[BEGIN Extracted entries]
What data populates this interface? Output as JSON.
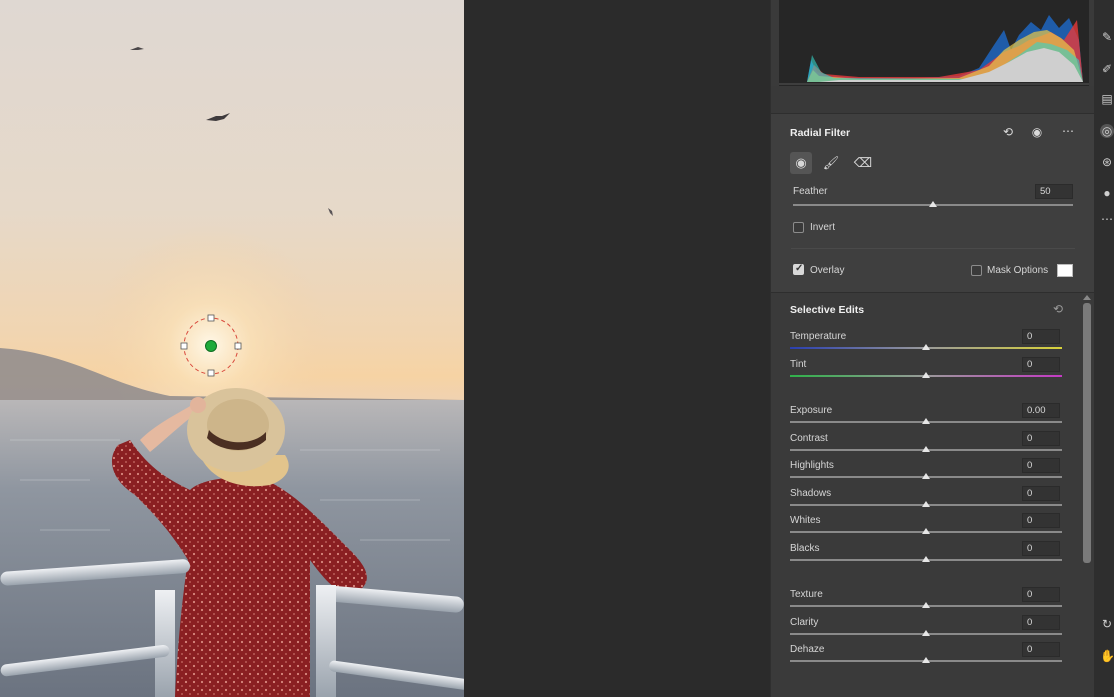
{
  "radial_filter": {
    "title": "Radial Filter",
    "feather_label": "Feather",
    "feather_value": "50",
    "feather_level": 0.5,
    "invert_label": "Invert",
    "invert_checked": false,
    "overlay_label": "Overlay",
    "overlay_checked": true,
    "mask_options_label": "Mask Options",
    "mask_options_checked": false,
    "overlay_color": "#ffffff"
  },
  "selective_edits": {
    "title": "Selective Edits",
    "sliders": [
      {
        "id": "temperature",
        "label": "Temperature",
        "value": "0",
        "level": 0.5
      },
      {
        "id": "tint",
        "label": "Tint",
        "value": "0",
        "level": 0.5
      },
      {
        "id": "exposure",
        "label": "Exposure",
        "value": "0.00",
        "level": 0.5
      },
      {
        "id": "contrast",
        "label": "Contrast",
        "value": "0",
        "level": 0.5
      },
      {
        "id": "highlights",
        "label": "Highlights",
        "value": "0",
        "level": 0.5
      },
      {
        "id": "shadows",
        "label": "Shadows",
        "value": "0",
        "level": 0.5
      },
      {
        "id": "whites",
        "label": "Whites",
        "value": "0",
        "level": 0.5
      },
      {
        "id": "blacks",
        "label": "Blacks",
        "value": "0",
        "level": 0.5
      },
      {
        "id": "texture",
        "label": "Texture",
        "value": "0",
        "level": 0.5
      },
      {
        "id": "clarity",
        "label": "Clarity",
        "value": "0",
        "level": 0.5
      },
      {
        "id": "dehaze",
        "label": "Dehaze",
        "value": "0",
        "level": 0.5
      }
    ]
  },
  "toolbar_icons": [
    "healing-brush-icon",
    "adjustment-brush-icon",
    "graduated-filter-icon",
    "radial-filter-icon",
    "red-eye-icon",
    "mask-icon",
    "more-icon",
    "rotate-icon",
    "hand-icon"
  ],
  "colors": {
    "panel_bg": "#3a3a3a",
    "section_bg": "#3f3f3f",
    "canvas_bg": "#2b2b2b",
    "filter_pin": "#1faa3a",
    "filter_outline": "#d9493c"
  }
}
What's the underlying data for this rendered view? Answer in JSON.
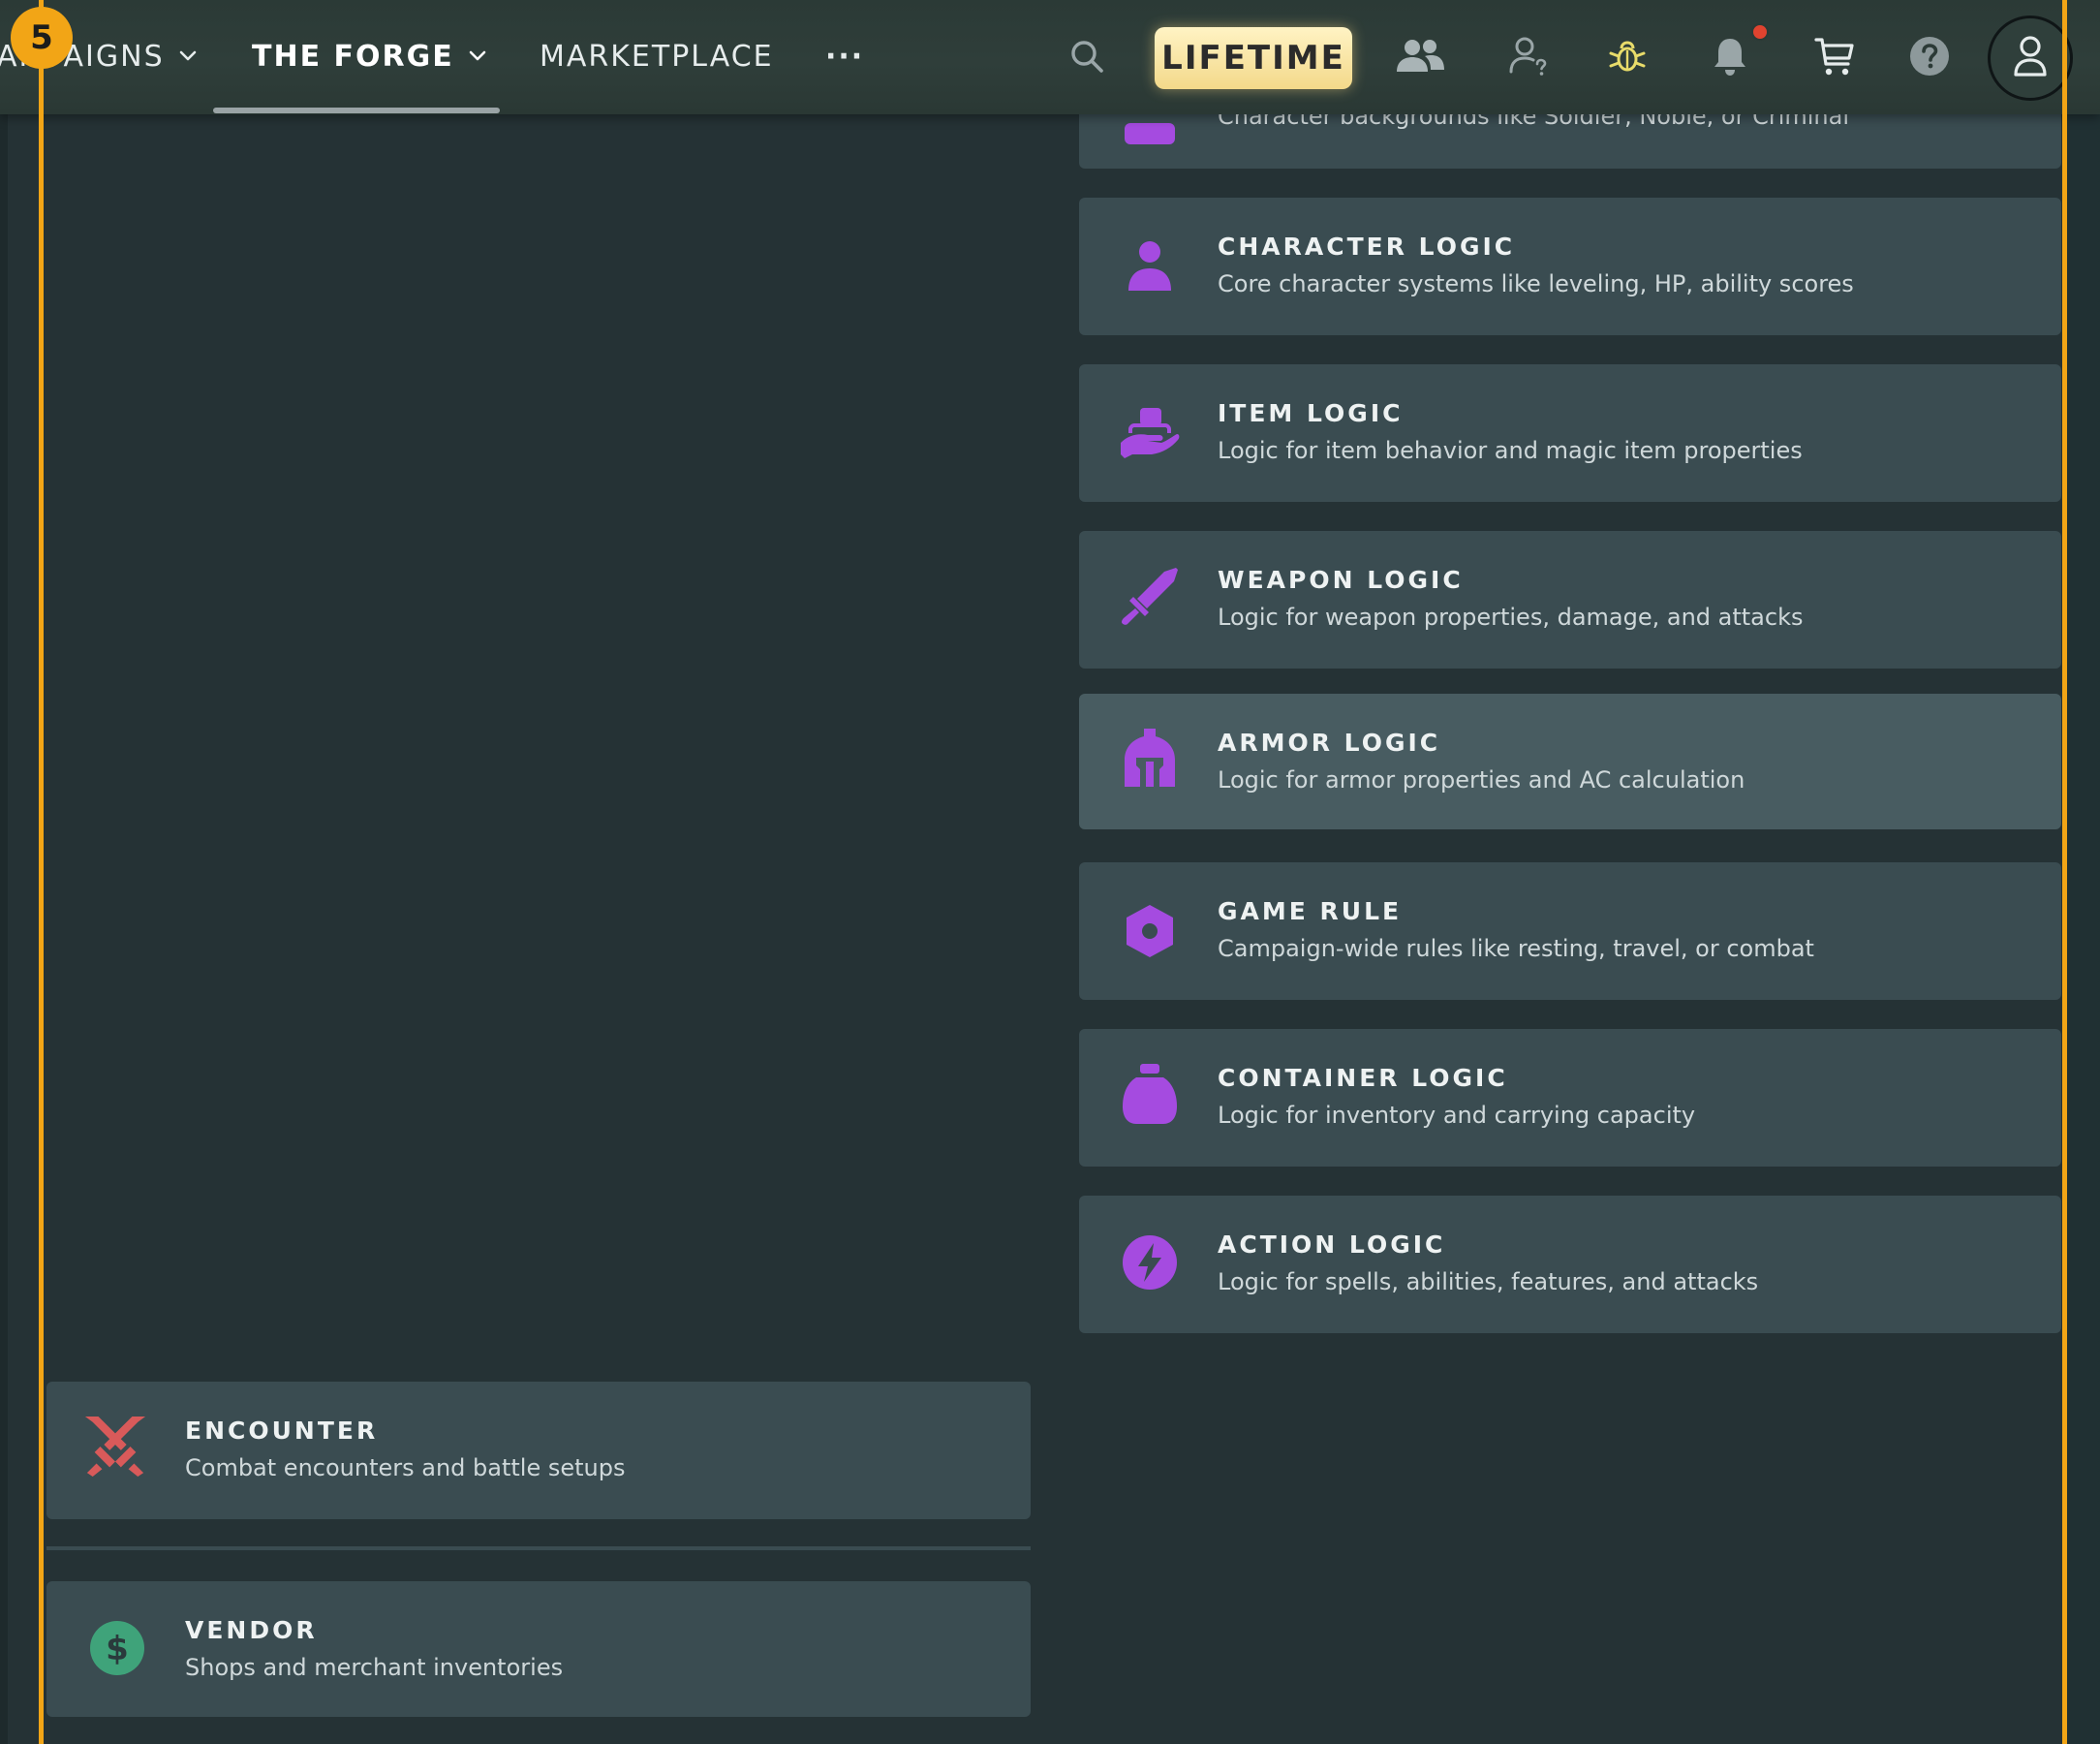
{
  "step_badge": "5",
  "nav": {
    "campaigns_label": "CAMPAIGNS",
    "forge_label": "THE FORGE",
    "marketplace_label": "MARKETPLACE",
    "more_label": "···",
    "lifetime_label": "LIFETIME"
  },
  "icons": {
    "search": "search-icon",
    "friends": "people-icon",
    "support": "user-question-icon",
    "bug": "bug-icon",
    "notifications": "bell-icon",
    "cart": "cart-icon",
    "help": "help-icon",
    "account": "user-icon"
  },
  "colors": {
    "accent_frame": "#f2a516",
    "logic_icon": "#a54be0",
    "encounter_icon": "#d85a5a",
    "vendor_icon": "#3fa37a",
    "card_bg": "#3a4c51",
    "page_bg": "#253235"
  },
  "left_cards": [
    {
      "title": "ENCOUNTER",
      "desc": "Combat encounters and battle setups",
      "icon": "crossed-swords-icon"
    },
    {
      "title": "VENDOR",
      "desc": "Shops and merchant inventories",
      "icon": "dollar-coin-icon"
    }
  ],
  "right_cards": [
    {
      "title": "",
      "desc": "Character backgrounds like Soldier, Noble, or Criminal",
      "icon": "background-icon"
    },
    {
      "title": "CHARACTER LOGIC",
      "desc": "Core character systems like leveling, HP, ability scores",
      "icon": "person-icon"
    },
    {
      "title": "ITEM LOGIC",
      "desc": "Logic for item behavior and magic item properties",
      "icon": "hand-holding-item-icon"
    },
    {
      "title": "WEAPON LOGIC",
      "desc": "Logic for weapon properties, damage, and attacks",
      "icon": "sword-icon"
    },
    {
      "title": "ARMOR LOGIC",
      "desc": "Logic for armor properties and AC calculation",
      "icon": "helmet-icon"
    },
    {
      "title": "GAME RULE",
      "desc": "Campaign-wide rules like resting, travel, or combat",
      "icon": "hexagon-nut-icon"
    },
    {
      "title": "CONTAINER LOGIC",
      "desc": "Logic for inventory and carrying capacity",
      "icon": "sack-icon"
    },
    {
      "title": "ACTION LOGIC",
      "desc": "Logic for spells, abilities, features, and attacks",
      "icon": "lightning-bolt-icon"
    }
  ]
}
[END Extracted entries]
Problem to solve - Omit every picture, then reproduce the rest of the listing exactly.

Finished exercise -
What data populates this interface? Output as JSON.
{
  "radial_filter": {
    "title": "Radial Filter",
    "feather_label": "Feather",
    "feather_value": "50",
    "feather_level": 0.5,
    "invert_label": "Invert",
    "invert_checked": false,
    "overlay_label": "Overlay",
    "overlay_checked": true,
    "mask_options_label": "Mask Options",
    "mask_options_checked": false,
    "overlay_color": "#ffffff"
  },
  "selective_edits": {
    "title": "Selective Edits",
    "sliders": [
      {
        "id": "temperature",
        "label": "Temperature",
        "value": "0",
        "level": 0.5
      },
      {
        "id": "tint",
        "label": "Tint",
        "value": "0",
        "level": 0.5
      },
      {
        "id": "exposure",
        "label": "Exposure",
        "value": "0.00",
        "level": 0.5
      },
      {
        "id": "contrast",
        "label": "Contrast",
        "value": "0",
        "level": 0.5
      },
      {
        "id": "highlights",
        "label": "Highlights",
        "value": "0",
        "level": 0.5
      },
      {
        "id": "shadows",
        "label": "Shadows",
        "value": "0",
        "level": 0.5
      },
      {
        "id": "whites",
        "label": "Whites",
        "value": "0",
        "level": 0.5
      },
      {
        "id": "blacks",
        "label": "Blacks",
        "value": "0",
        "level": 0.5
      },
      {
        "id": "texture",
        "label": "Texture",
        "value": "0",
        "level": 0.5
      },
      {
        "id": "clarity",
        "label": "Clarity",
        "value": "0",
        "level": 0.5
      },
      {
        "id": "dehaze",
        "label": "Dehaze",
        "value": "0",
        "level": 0.5
      }
    ]
  },
  "toolbar_icons": [
    "healing-brush-icon",
    "adjustment-brush-icon",
    "graduated-filter-icon",
    "radial-filter-icon",
    "red-eye-icon",
    "mask-icon",
    "more-icon",
    "rotate-icon",
    "hand-icon"
  ],
  "colors": {
    "panel_bg": "#3a3a3a",
    "section_bg": "#3f3f3f",
    "canvas_bg": "#2b2b2b",
    "filter_pin": "#1faa3a",
    "filter_outline": "#d9493c"
  }
}
What's the underlying data for this rendered view? Answer in JSON.
{
  "step_badge": "5",
  "nav": {
    "campaigns_label": "CAMPAIGNS",
    "forge_label": "THE FORGE",
    "marketplace_label": "MARKETPLACE",
    "more_label": "···",
    "lifetime_label": "LIFETIME"
  },
  "icons": {
    "search": "search-icon",
    "friends": "people-icon",
    "support": "user-question-icon",
    "bug": "bug-icon",
    "notifications": "bell-icon",
    "cart": "cart-icon",
    "help": "help-icon",
    "account": "user-icon"
  },
  "colors": {
    "accent_frame": "#f2a516",
    "logic_icon": "#a54be0",
    "encounter_icon": "#d85a5a",
    "vendor_icon": "#3fa37a",
    "card_bg": "#3a4c51",
    "page_bg": "#253235"
  },
  "left_cards": [
    {
      "title": "ENCOUNTER",
      "desc": "Combat encounters and battle setups",
      "icon": "crossed-swords-icon"
    },
    {
      "title": "VENDOR",
      "desc": "Shops and merchant inventories",
      "icon": "dollar-coin-icon"
    }
  ],
  "right_cards": [
    {
      "title": "",
      "desc": "Character backgrounds like Soldier, Noble, or Criminal",
      "icon": "background-icon"
    },
    {
      "title": "CHARACTER LOGIC",
      "desc": "Core character systems like leveling, HP, ability scores",
      "icon": "person-icon"
    },
    {
      "title": "ITEM LOGIC",
      "desc": "Logic for item behavior and magic item properties",
      "icon": "hand-holding-item-icon"
    },
    {
      "title": "WEAPON LOGIC",
      "desc": "Logic for weapon properties, damage, and attacks",
      "icon": "sword-icon"
    },
    {
      "title": "ARMOR LOGIC",
      "desc": "Logic for armor properties and AC calculation",
      "icon": "helmet-icon"
    },
    {
      "title": "GAME RULE",
      "desc": "Campaign-wide rules like resting, travel, or combat",
      "icon": "hexagon-nut-icon"
    },
    {
      "title": "CONTAINER LOGIC",
      "desc": "Logic for inventory and carrying capacity",
      "icon": "sack-icon"
    },
    {
      "title": "ACTION LOGIC",
      "desc": "Logic for spells, abilities, features, and attacks",
      "icon": "lightning-bolt-icon"
    }
  ]
}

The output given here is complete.